TASK GOAL: Write out all the material exactly. Leave nothing out.

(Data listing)
* Start *

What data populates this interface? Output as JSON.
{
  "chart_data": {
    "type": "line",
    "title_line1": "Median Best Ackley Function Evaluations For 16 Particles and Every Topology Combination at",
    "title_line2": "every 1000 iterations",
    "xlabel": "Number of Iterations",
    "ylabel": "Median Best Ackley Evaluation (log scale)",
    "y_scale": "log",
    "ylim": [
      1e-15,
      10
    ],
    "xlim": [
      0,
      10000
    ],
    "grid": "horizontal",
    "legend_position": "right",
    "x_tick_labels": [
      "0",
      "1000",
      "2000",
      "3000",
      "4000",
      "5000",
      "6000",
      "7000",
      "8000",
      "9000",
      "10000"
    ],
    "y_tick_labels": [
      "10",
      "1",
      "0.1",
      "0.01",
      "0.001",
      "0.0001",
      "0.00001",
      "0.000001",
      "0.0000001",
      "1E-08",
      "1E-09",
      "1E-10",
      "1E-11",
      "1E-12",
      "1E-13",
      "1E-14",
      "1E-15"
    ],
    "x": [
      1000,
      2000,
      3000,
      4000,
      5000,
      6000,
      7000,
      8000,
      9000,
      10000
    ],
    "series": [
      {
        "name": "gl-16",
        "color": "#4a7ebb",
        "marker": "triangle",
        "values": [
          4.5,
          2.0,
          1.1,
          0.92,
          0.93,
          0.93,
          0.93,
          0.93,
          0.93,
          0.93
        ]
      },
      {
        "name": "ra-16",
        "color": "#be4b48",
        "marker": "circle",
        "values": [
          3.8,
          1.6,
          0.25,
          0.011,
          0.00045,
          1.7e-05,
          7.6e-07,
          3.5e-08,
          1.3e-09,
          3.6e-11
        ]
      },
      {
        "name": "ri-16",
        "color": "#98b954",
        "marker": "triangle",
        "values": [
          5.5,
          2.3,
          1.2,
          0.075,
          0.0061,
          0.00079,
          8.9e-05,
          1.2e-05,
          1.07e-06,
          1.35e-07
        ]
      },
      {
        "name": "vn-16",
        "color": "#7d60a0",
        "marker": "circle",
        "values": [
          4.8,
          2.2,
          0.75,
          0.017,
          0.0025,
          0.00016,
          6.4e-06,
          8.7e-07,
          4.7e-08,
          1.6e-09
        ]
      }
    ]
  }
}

* End *

TASK RESULT:
What data populates this interface? Output as JSON.
{
  "chart_data": {
    "type": "line",
    "title_line1": "Median Best Ackley Function Evaluations For 16 Particles and Every Topology Combination at",
    "title_line2": "every 1000 iterations",
    "xlabel": "Number of Iterations",
    "ylabel": "Median Best Ackley Evaluation (log scale)",
    "y_scale": "log",
    "ylim": [
      1e-15,
      10
    ],
    "xlim": [
      0,
      10000
    ],
    "grid": "horizontal",
    "legend_position": "right",
    "x_tick_labels": [
      "0",
      "1000",
      "2000",
      "3000",
      "4000",
      "5000",
      "6000",
      "7000",
      "8000",
      "9000",
      "10000"
    ],
    "y_tick_labels": [
      "10",
      "1",
      "0.1",
      "0.01",
      "0.001",
      "0.0001",
      "0.00001",
      "0.000001",
      "0.0000001",
      "1E-08",
      "1E-09",
      "1E-10",
      "1E-11",
      "1E-12",
      "1E-13",
      "1E-14",
      "1E-15"
    ],
    "x": [
      1000,
      2000,
      3000,
      4000,
      5000,
      6000,
      7000,
      8000,
      9000,
      10000
    ],
    "series": [
      {
        "name": "gl-16",
        "color": "#4a7ebb",
        "marker": "triangle",
        "values": [
          4.5,
          2.0,
          1.1,
          0.92,
          0.93,
          0.93,
          0.93,
          0.93,
          0.93,
          0.93
        ]
      },
      {
        "name": "ra-16",
        "color": "#be4b48",
        "marker": "circle",
        "values": [
          3.8,
          1.6,
          0.25,
          0.011,
          0.00045,
          1.7e-05,
          7.6e-07,
          3.5e-08,
          1.3e-09,
          3.6e-11
        ]
      },
      {
        "name": "ri-16",
        "color": "#98b954",
        "marker": "triangle",
        "values": [
          5.5,
          2.3,
          1.2,
          0.075,
          0.0061,
          0.00079,
          8.9e-05,
          1.2e-05,
          1.07e-06,
          1.35e-07
        ]
      },
      {
        "name": "vn-16",
        "color": "#7d60a0",
        "marker": "circle",
        "values": [
          4.8,
          2.2,
          0.75,
          0.017,
          0.0025,
          0.00016,
          6.4e-06,
          8.7e-07,
          4.7e-08,
          1.6e-09
        ]
      }
    ]
  }
}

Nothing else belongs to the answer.